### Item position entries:
★ ★ ★ ★

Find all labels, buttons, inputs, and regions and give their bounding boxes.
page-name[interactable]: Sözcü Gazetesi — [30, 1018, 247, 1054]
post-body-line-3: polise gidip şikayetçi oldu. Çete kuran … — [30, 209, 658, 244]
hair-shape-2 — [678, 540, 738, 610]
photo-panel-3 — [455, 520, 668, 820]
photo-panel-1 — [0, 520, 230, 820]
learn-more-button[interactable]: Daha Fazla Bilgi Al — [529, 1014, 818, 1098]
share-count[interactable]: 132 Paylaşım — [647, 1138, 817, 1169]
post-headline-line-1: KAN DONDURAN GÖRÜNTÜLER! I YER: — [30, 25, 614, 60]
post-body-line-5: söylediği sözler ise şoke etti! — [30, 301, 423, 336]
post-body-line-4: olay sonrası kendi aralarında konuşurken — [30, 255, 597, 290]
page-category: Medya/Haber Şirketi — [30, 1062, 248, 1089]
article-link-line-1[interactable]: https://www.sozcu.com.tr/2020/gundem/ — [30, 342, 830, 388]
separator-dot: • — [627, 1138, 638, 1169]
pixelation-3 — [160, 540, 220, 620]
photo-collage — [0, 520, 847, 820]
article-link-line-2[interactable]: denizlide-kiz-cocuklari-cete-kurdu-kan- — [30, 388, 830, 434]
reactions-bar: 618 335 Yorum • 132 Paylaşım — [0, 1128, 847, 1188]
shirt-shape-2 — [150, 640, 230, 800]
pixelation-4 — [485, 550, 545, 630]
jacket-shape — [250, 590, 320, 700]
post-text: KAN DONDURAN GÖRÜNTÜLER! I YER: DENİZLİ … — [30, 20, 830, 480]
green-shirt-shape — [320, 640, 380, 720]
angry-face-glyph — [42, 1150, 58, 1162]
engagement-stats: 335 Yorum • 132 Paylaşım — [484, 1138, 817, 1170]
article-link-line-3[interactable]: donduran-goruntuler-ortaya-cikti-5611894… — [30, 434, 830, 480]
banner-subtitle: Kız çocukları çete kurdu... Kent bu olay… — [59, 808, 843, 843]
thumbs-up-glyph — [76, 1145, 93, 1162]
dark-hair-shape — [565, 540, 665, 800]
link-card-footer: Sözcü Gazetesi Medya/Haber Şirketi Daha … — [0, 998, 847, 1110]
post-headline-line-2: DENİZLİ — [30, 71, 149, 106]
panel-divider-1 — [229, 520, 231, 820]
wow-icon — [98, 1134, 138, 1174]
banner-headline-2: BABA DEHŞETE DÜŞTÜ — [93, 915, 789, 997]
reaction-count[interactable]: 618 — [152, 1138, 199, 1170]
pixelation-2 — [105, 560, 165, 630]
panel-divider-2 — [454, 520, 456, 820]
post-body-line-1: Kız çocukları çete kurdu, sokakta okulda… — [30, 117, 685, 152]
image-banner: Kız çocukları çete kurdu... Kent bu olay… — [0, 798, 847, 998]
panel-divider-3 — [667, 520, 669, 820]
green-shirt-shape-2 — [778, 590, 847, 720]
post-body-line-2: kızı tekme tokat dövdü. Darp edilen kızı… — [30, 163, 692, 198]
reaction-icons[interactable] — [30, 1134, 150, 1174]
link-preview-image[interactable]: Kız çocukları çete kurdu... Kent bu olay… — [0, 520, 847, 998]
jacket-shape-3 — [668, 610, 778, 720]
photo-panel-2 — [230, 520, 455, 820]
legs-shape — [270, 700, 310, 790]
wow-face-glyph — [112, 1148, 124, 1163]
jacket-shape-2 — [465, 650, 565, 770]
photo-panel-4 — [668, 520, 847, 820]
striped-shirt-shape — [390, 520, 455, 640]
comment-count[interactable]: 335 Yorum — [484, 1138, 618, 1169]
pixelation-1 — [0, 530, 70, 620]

★ ★ ★ ★

### WHAT THE TASK REQUIRES:
Output every line of the records above without changes, keeping their original order.

### COMPLETED EXERCISE:
Find all labels, buttons, inputs, and regions and give their bounding boxes.
page-name[interactable]: Sözcü Gazetesi — [30, 1018, 247, 1054]
post-body-line-3: polise gidip şikayetçi oldu. Çete kuran … — [30, 209, 658, 244]
hair-shape-2 — [678, 540, 738, 610]
photo-panel-3 — [455, 520, 668, 820]
photo-panel-1 — [0, 520, 230, 820]
learn-more-button[interactable]: Daha Fazla Bilgi Al — [529, 1014, 818, 1098]
share-count[interactable]: 132 Paylaşım — [647, 1138, 817, 1169]
post-headline-line-1: KAN DONDURAN GÖRÜNTÜLER! I YER: — [30, 25, 614, 60]
post-body-line-5: söylediği sözler ise şoke etti! — [30, 301, 423, 336]
post-body-line-4: olay sonrası kendi aralarında konuşurken — [30, 255, 597, 290]
page-category: Medya/Haber Şirketi — [30, 1062, 248, 1089]
article-link-line-1[interactable]: https://www.sozcu.com.tr/2020/gundem/ — [30, 342, 830, 388]
separator-dot: • — [627, 1138, 638, 1169]
pixelation-3 — [160, 540, 220, 620]
photo-collage — [0, 520, 847, 820]
article-link-line-2[interactable]: denizlide-kiz-cocuklari-cete-kurdu-kan- — [30, 388, 830, 434]
reactions-bar: 618 335 Yorum • 132 Paylaşım — [0, 1128, 847, 1188]
shirt-shape-2 — [150, 640, 230, 800]
pixelation-4 — [485, 550, 545, 630]
jacket-shape — [250, 590, 320, 700]
post-text: KAN DONDURAN GÖRÜNTÜLER! I YER: DENİZLİ … — [30, 20, 830, 480]
green-shirt-shape — [320, 640, 380, 720]
angry-face-glyph — [42, 1150, 58, 1162]
engagement-stats: 335 Yorum • 132 Paylaşım — [484, 1138, 817, 1170]
article-link-line-3[interactable]: donduran-goruntuler-ortaya-cikti-5611894… — [30, 434, 830, 480]
banner-subtitle: Kız çocukları çete kurdu... Kent bu olay… — [59, 808, 843, 843]
thumbs-up-glyph — [76, 1145, 93, 1162]
dark-hair-shape — [565, 540, 665, 800]
link-card-footer: Sözcü Gazetesi Medya/Haber Şirketi Daha … — [0, 998, 847, 1110]
post-headline-line-2: DENİZLİ — [30, 71, 149, 106]
panel-divider-1 — [229, 520, 231, 820]
wow-icon — [98, 1134, 138, 1174]
banner-headline-2: BABA DEHŞETE DÜŞTÜ — [93, 915, 789, 997]
reaction-count[interactable]: 618 — [152, 1138, 199, 1170]
pixelation-2 — [105, 560, 165, 630]
panel-divider-2 — [454, 520, 456, 820]
post-body-line-1: Kız çocukları çete kurdu, sokakta okulda… — [30, 117, 685, 152]
image-banner: Kız çocukları çete kurdu... Kent bu olay… — [0, 798, 847, 998]
panel-divider-3 — [667, 520, 669, 820]
green-shirt-shape-2 — [778, 590, 847, 720]
post-body-line-2: kızı tekme tokat dövdü. Darp edilen kızı… — [30, 163, 692, 198]
reaction-icons[interactable] — [30, 1134, 150, 1174]
link-preview-image[interactable]: Kız çocukları çete kurdu... Kent bu olay… — [0, 520, 847, 998]
jacket-shape-3 — [668, 610, 778, 720]
photo-panel-2 — [230, 520, 455, 820]
legs-shape — [270, 700, 310, 790]
wow-face-glyph — [112, 1148, 124, 1163]
jacket-shape-2 — [465, 650, 565, 770]
photo-panel-4 — [668, 520, 847, 820]
striped-shirt-shape — [390, 520, 455, 640]
comment-count[interactable]: 335 Yorum — [484, 1138, 618, 1169]
pixelation-1 — [0, 530, 70, 620]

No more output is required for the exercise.